* **THE TASK**: Return only the number of lines holding the word "text".

--- START OF SUPPLIED RECORDS ---

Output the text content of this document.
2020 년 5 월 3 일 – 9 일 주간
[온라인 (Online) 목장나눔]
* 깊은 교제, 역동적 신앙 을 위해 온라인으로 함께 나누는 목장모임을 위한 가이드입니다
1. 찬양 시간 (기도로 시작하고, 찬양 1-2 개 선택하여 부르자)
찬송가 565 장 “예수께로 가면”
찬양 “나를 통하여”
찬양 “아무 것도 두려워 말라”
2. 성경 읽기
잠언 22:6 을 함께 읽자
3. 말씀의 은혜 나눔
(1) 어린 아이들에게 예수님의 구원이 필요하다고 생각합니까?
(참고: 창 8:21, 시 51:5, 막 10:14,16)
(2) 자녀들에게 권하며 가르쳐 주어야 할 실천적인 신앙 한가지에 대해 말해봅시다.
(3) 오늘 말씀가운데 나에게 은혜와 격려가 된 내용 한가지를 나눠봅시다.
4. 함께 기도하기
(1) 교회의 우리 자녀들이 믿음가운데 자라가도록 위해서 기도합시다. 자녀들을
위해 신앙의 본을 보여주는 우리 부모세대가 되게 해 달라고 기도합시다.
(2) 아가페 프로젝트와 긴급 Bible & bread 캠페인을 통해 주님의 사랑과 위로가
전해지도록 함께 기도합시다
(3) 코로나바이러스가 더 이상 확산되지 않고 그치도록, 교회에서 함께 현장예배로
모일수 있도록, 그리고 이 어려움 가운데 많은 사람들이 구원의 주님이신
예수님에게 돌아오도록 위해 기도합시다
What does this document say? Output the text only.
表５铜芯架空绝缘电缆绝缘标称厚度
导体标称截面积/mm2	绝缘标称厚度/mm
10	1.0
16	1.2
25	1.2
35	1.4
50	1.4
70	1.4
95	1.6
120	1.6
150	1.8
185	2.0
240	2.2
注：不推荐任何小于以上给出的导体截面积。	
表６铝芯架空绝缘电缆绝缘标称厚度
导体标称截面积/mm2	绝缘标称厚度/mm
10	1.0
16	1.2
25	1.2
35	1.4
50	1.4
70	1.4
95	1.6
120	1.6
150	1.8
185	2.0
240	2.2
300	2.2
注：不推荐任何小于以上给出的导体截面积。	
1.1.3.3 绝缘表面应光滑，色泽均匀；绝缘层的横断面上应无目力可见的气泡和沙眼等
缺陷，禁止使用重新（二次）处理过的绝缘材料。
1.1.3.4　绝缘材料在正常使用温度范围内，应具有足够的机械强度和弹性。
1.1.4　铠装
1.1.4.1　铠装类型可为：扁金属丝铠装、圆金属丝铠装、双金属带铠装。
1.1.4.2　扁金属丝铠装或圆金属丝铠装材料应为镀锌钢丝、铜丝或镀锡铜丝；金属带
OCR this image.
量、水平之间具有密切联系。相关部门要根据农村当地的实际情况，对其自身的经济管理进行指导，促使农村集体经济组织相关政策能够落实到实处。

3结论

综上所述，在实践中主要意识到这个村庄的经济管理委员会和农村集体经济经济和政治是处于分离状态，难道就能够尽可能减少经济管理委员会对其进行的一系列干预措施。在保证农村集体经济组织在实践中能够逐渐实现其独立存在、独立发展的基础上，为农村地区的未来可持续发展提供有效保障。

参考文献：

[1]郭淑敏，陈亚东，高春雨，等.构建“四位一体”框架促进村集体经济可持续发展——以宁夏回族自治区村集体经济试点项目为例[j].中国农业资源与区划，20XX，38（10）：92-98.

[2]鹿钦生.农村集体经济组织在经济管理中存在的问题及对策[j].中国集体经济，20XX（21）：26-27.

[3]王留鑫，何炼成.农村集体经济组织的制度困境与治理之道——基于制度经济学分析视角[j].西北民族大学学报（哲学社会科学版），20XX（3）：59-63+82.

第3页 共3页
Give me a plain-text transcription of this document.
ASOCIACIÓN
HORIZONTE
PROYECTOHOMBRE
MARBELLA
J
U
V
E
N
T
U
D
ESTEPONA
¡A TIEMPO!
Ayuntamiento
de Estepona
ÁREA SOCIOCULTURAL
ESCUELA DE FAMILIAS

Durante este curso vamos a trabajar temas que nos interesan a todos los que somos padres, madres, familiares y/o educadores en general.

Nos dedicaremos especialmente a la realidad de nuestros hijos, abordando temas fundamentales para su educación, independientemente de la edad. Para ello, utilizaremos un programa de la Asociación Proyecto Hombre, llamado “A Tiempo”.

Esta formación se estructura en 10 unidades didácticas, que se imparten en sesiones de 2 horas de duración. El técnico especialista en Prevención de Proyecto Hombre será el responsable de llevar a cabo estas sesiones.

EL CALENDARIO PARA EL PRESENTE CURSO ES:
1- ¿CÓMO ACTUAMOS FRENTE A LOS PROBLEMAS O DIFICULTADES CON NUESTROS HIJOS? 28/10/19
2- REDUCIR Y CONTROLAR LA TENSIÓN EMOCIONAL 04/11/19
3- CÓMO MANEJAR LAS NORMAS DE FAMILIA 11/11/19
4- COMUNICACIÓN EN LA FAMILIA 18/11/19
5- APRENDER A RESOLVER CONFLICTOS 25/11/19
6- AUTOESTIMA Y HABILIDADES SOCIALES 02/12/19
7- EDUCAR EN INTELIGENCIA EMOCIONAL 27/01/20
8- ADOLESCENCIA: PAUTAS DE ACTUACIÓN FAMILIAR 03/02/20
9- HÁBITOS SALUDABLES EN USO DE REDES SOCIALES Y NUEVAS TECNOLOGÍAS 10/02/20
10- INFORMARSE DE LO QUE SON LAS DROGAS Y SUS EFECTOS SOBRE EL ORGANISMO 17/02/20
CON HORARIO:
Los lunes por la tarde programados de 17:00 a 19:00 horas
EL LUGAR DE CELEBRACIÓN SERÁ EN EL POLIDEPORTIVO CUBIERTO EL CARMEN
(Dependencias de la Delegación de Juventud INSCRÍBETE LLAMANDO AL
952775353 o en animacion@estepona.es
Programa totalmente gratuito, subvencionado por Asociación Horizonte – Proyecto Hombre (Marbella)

--- END OF SUPPLIED RECORDS ---

* **EXERCISE ANSWER**: 3